-- Begin --

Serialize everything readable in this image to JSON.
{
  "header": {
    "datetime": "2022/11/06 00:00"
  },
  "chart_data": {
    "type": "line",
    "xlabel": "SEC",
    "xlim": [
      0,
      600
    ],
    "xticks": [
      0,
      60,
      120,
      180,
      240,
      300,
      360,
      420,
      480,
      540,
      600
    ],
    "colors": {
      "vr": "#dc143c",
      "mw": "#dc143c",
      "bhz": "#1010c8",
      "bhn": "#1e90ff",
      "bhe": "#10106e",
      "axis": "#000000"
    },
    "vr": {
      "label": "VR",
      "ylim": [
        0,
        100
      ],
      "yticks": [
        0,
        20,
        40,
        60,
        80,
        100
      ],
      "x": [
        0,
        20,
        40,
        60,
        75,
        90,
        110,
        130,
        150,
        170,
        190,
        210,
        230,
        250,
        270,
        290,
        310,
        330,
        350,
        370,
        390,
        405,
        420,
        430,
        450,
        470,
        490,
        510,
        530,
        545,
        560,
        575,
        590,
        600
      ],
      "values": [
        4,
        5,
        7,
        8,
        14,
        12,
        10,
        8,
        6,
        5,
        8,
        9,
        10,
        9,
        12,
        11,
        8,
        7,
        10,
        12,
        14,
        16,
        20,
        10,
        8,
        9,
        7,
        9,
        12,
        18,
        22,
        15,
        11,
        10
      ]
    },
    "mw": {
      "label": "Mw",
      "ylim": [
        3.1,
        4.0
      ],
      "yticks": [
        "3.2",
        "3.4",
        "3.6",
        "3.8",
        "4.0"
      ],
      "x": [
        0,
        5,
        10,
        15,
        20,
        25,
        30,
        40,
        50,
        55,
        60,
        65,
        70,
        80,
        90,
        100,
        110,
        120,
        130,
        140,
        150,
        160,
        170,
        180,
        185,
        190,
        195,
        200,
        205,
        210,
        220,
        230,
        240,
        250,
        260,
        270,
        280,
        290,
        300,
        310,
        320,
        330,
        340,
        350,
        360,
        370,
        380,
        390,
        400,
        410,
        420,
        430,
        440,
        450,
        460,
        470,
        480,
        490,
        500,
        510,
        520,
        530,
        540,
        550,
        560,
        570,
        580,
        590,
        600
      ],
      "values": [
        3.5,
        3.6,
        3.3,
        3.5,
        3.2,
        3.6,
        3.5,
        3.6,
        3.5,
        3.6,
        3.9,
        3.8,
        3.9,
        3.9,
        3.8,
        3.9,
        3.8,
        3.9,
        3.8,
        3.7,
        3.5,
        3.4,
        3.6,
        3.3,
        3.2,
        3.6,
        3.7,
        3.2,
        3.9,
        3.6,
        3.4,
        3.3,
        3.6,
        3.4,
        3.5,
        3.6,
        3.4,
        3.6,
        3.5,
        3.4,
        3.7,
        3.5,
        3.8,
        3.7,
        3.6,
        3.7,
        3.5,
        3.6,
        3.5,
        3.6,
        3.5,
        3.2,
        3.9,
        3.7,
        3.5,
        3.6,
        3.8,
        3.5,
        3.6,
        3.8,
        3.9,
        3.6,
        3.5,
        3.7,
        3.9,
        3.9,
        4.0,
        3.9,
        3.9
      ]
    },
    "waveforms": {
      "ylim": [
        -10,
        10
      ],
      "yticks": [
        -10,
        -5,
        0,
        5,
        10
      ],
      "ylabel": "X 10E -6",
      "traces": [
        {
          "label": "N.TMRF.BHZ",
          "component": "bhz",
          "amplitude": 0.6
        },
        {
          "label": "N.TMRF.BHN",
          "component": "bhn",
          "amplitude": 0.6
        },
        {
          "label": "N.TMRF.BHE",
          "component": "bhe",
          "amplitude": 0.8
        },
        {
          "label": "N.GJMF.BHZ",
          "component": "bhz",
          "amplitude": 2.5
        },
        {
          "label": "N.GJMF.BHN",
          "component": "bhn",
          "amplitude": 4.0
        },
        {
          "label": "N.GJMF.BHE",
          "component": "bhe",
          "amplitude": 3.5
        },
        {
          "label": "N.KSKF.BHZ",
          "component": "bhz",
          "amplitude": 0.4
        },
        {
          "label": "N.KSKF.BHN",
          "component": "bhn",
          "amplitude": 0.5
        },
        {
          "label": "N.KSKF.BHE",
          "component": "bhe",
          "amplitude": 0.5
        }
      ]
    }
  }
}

-- End --

## Task prompt
Find the string "KSKF" in the listing and return every line that holds it.

## Response below
          "label": "N.KSKF.BHZ",
          "label": "N.KSKF.BHN",
          "label": "N.KSKF.BHE",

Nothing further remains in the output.